Aim of the exercise: Write out all of the data exactly as it appears.

Exercise materials:
===

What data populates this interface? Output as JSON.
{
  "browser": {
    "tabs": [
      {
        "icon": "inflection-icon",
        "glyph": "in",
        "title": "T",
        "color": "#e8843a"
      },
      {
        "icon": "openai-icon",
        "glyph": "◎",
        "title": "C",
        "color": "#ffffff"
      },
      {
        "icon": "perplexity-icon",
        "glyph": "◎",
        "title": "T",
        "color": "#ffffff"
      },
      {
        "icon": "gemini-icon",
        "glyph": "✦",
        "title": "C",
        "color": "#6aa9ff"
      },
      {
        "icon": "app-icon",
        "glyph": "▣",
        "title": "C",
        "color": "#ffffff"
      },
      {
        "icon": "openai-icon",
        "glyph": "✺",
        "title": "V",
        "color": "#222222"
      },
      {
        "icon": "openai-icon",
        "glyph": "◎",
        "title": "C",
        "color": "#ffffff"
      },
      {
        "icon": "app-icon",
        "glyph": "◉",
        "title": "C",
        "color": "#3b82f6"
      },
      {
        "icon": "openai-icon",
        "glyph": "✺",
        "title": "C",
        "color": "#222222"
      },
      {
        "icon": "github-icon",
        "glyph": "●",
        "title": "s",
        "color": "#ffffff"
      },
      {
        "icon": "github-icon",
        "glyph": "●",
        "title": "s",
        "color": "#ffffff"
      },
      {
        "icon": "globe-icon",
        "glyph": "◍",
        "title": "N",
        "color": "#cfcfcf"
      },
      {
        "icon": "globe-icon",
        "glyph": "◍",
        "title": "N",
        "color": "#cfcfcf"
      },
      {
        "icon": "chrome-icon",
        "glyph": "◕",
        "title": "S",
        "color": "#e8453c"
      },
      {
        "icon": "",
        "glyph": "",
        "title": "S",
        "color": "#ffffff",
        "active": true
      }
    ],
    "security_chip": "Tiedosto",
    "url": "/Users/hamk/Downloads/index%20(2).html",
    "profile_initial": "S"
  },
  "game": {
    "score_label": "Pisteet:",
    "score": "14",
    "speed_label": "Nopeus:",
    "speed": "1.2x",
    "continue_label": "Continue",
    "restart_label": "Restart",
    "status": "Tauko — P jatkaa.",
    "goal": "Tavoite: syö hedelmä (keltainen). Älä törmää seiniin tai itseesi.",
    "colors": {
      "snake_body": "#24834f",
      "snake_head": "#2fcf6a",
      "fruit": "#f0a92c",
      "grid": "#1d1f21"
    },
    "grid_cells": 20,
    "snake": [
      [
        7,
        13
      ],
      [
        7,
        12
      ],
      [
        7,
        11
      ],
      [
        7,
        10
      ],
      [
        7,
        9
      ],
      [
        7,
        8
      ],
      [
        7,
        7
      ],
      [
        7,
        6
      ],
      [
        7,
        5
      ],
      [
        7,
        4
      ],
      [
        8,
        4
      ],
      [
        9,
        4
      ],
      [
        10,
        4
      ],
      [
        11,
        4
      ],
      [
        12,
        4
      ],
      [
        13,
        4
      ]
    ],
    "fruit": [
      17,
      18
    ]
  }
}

===

Full answer:
What data populates this interface? Output as JSON.
{
  "browser": {
    "tabs": [
      {
        "icon": "inflection-icon",
        "glyph": "in",
        "title": "T",
        "color": "#e8843a"
      },
      {
        "icon": "openai-icon",
        "glyph": "◎",
        "title": "C",
        "color": "#ffffff"
      },
      {
        "icon": "perplexity-icon",
        "glyph": "◎",
        "title": "T",
        "color": "#ffffff"
      },
      {
        "icon": "gemini-icon",
        "glyph": "✦",
        "title": "C",
        "color": "#6aa9ff"
      },
      {
        "icon": "app-icon",
        "glyph": "▣",
        "title": "C",
        "color": "#ffffff"
      },
      {
        "icon": "openai-icon",
        "glyph": "✺",
        "title": "V",
        "color": "#222222"
      },
      {
        "icon": "openai-icon",
        "glyph": "◎",
        "title": "C",
        "color": "#ffffff"
      },
      {
        "icon": "app-icon",
        "glyph": "◉",
        "title": "C",
        "color": "#3b82f6"
      },
      {
        "icon": "openai-icon",
        "glyph": "✺",
        "title": "C",
        "color": "#222222"
      },
      {
        "icon": "github-icon",
        "glyph": "●",
        "title": "s",
        "color": "#ffffff"
      },
      {
        "icon": "github-icon",
        "glyph": "●",
        "title": "s",
        "color": "#ffffff"
      },
      {
        "icon": "globe-icon",
        "glyph": "◍",
        "title": "N",
        "color": "#cfcfcf"
      },
      {
        "icon": "globe-icon",
        "glyph": "◍",
        "title": "N",
        "color": "#cfcfcf"
      },
      {
        "icon": "chrome-icon",
        "glyph": "◕",
        "title": "S",
        "color": "#e8453c"
      },
      {
        "icon": "",
        "glyph": "",
        "title": "S",
        "color": "#ffffff",
        "active": true
      }
    ],
    "security_chip": "Tiedosto",
    "url": "/Users/hamk/Downloads/index%20(2).html",
    "profile_initial": "S"
  },
  "game": {
    "score_label": "Pisteet:",
    "score": "14",
    "speed_label": "Nopeus:",
    "speed": "1.2x",
    "continue_label": "Continue",
    "restart_label": "Restart",
    "status": "Tauko — P jatkaa.",
    "goal": "Tavoite: syö hedelmä (keltainen). Älä törmää seiniin tai itseesi.",
    "colors": {
      "snake_body": "#24834f",
      "snake_head": "#2fcf6a",
      "fruit": "#f0a92c",
      "grid": "#1d1f21"
    },
    "grid_cells": 20,
    "snake": [
      [
        7,
        13
      ],
      [
        7,
        12
      ],
      [
        7,
        11
      ],
      [
        7,
        10
      ],
      [
        7,
        9
      ],
      [
        7,
        8
      ],
      [
        7,
        7
      ],
      [
        7,
        6
      ],
      [
        7,
        5
      ],
      [
        7,
        4
      ],
      [
        8,
        4
      ],
      [
        9,
        4
      ],
      [
        10,
        4
      ],
      [
        11,
        4
      ],
      [
        12,
        4
      ],
      [
        13,
        4
      ]
    ],
    "fruit": [
      17,
      18
    ]
  }
}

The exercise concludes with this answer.